Layout element entries:

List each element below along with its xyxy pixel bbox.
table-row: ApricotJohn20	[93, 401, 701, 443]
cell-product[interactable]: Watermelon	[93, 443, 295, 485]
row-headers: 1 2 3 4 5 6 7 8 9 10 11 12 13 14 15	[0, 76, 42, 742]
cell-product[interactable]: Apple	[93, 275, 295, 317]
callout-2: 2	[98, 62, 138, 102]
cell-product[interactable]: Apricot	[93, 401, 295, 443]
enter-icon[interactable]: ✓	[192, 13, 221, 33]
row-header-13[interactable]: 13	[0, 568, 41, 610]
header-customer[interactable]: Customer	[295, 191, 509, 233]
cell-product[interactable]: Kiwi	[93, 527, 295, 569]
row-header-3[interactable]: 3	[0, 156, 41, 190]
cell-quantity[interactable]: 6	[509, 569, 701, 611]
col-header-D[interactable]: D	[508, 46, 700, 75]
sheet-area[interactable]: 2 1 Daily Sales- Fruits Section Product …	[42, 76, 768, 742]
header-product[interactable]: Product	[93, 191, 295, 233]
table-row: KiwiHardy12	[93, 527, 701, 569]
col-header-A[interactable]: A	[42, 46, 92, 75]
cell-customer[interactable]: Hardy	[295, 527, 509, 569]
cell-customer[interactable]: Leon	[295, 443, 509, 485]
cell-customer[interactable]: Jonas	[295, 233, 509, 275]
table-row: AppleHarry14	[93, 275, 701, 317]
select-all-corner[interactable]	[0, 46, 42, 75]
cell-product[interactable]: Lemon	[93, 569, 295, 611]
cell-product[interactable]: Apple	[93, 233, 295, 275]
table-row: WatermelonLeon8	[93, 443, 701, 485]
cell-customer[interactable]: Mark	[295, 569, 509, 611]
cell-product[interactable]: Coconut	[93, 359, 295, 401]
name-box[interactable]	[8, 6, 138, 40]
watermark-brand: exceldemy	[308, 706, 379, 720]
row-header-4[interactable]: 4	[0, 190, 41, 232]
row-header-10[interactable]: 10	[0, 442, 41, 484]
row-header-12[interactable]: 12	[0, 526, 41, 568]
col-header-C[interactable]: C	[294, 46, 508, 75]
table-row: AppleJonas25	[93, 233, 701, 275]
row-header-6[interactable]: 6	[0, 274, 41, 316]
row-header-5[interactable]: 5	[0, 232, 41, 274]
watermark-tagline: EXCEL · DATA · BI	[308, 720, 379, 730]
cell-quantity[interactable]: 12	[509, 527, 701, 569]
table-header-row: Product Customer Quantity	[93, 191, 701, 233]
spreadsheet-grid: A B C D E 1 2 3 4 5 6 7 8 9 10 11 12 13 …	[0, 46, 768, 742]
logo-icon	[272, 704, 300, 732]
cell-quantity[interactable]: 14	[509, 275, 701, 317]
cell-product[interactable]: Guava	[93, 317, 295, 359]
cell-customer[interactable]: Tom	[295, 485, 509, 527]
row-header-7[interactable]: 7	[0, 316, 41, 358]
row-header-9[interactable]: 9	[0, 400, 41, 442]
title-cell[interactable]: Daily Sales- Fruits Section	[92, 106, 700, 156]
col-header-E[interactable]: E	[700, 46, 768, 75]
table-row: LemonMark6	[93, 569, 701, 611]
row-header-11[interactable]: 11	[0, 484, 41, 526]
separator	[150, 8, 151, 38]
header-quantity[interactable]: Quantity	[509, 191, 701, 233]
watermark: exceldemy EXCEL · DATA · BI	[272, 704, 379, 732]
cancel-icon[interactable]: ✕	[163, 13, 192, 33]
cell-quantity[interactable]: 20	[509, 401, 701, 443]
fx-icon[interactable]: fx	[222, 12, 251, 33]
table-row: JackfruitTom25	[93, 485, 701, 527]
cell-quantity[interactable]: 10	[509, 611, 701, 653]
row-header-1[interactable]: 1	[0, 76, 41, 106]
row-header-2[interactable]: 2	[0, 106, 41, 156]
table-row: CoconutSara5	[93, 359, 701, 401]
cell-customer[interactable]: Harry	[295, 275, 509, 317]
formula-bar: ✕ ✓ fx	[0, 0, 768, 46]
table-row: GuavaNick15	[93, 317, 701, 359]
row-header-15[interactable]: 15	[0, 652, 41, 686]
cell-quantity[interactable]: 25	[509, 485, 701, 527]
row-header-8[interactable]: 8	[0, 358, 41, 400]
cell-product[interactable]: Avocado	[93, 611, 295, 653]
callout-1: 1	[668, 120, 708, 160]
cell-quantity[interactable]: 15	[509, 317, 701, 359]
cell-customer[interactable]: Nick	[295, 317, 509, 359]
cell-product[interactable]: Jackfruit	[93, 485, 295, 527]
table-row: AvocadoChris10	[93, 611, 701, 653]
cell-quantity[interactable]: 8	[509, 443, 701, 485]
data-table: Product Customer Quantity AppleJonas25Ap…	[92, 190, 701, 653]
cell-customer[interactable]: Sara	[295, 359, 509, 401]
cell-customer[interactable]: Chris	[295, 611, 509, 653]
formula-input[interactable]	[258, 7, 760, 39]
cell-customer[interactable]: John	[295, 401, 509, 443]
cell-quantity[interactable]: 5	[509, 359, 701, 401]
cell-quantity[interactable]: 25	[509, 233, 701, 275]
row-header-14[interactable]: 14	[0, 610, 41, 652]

EXERCISE TASK:
Rewrite the items above so that every "cell-customer" becomes "cell-buyer", leaving everything else unchanged.

RESPONSE TO THIS EXERCISE:
List each element below along with its xyxy pixel bbox.
table-row: ApricotJohn20	[93, 401, 701, 443]
cell-product[interactable]: Watermelon	[93, 443, 295, 485]
row-headers: 1 2 3 4 5 6 7 8 9 10 11 12 13 14 15	[0, 76, 42, 742]
cell-product[interactable]: Apple	[93, 275, 295, 317]
callout-2: 2	[98, 62, 138, 102]
cell-product[interactable]: Apricot	[93, 401, 295, 443]
enter-icon[interactable]: ✓	[192, 13, 221, 33]
row-header-13[interactable]: 13	[0, 568, 41, 610]
header-customer[interactable]: Customer	[295, 191, 509, 233]
cell-product[interactable]: Kiwi	[93, 527, 295, 569]
row-header-3[interactable]: 3	[0, 156, 41, 190]
cell-quantity[interactable]: 6	[509, 569, 701, 611]
col-header-D[interactable]: D	[508, 46, 700, 75]
sheet-area[interactable]: 2 1 Daily Sales- Fruits Section Product …	[42, 76, 768, 742]
header-product[interactable]: Product	[93, 191, 295, 233]
table-row: KiwiHardy12	[93, 527, 701, 569]
col-header-A[interactable]: A	[42, 46, 92, 75]
cell-buyer[interactable]: Hardy	[295, 527, 509, 569]
cell-buyer[interactable]: Leon	[295, 443, 509, 485]
cell-buyer[interactable]: Jonas	[295, 233, 509, 275]
table-row: AppleHarry14	[93, 275, 701, 317]
select-all-corner[interactable]	[0, 46, 42, 75]
cell-product[interactable]: Lemon	[93, 569, 295, 611]
cell-product[interactable]: Apple	[93, 233, 295, 275]
table-row: WatermelonLeon8	[93, 443, 701, 485]
cell-buyer[interactable]: Mark	[295, 569, 509, 611]
cell-product[interactable]: Coconut	[93, 359, 295, 401]
name-box[interactable]	[8, 6, 138, 40]
watermark-brand: exceldemy	[308, 706, 379, 720]
row-header-4[interactable]: 4	[0, 190, 41, 232]
row-header-10[interactable]: 10	[0, 442, 41, 484]
row-header-12[interactable]: 12	[0, 526, 41, 568]
col-header-C[interactable]: C	[294, 46, 508, 75]
table-row: AppleJonas25	[93, 233, 701, 275]
row-header-6[interactable]: 6	[0, 274, 41, 316]
row-header-5[interactable]: 5	[0, 232, 41, 274]
watermark-tagline: EXCEL · DATA · BI	[308, 720, 379, 730]
cell-quantity[interactable]: 12	[509, 527, 701, 569]
table-header-row: Product Customer Quantity	[93, 191, 701, 233]
spreadsheet-grid: A B C D E 1 2 3 4 5 6 7 8 9 10 11 12 13 …	[0, 46, 768, 742]
logo-icon	[272, 704, 300, 732]
cell-quantity[interactable]: 14	[509, 275, 701, 317]
cell-product[interactable]: Guava	[93, 317, 295, 359]
cell-buyer[interactable]: Tom	[295, 485, 509, 527]
row-header-7[interactable]: 7	[0, 316, 41, 358]
row-header-9[interactable]: 9	[0, 400, 41, 442]
title-cell[interactable]: Daily Sales- Fruits Section	[92, 106, 700, 156]
col-header-E[interactable]: E	[700, 46, 768, 75]
table-row: LemonMark6	[93, 569, 701, 611]
row-header-11[interactable]: 11	[0, 484, 41, 526]
separator	[150, 8, 151, 38]
header-quantity[interactable]: Quantity	[509, 191, 701, 233]
watermark: exceldemy EXCEL · DATA · BI	[272, 704, 379, 732]
cancel-icon[interactable]: ✕	[163, 13, 192, 33]
cell-quantity[interactable]: 20	[509, 401, 701, 443]
fx-icon[interactable]: fx	[222, 12, 251, 33]
table-row: JackfruitTom25	[93, 485, 701, 527]
cell-quantity[interactable]: 10	[509, 611, 701, 653]
row-header-1[interactable]: 1	[0, 76, 41, 106]
row-header-2[interactable]: 2	[0, 106, 41, 156]
table-row: CoconutSara5	[93, 359, 701, 401]
cell-buyer[interactable]: Harry	[295, 275, 509, 317]
formula-bar: ✕ ✓ fx	[0, 0, 768, 46]
table-row: GuavaNick15	[93, 317, 701, 359]
row-header-15[interactable]: 15	[0, 652, 41, 686]
cell-quantity[interactable]: 25	[509, 485, 701, 527]
row-header-8[interactable]: 8	[0, 358, 41, 400]
cell-product[interactable]: Avocado	[93, 611, 295, 653]
callout-1: 1	[668, 120, 708, 160]
cell-quantity[interactable]: 15	[509, 317, 701, 359]
cell-buyer[interactable]: Nick	[295, 317, 509, 359]
cell-product[interactable]: Jackfruit	[93, 485, 295, 527]
table-row: AvocadoChris10	[93, 611, 701, 653]
cell-quantity[interactable]: 8	[509, 443, 701, 485]
data-table: Product Customer Quantity AppleJonas25Ap…	[92, 190, 701, 653]
cell-buyer[interactable]: Sara	[295, 359, 509, 401]
cell-buyer[interactable]: Chris	[295, 611, 509, 653]
formula-input[interactable]	[258, 7, 760, 39]
cell-buyer[interactable]: John	[295, 401, 509, 443]
cell-quantity[interactable]: 5	[509, 359, 701, 401]
cell-quantity[interactable]: 25	[509, 233, 701, 275]
row-header-14[interactable]: 14	[0, 610, 41, 652]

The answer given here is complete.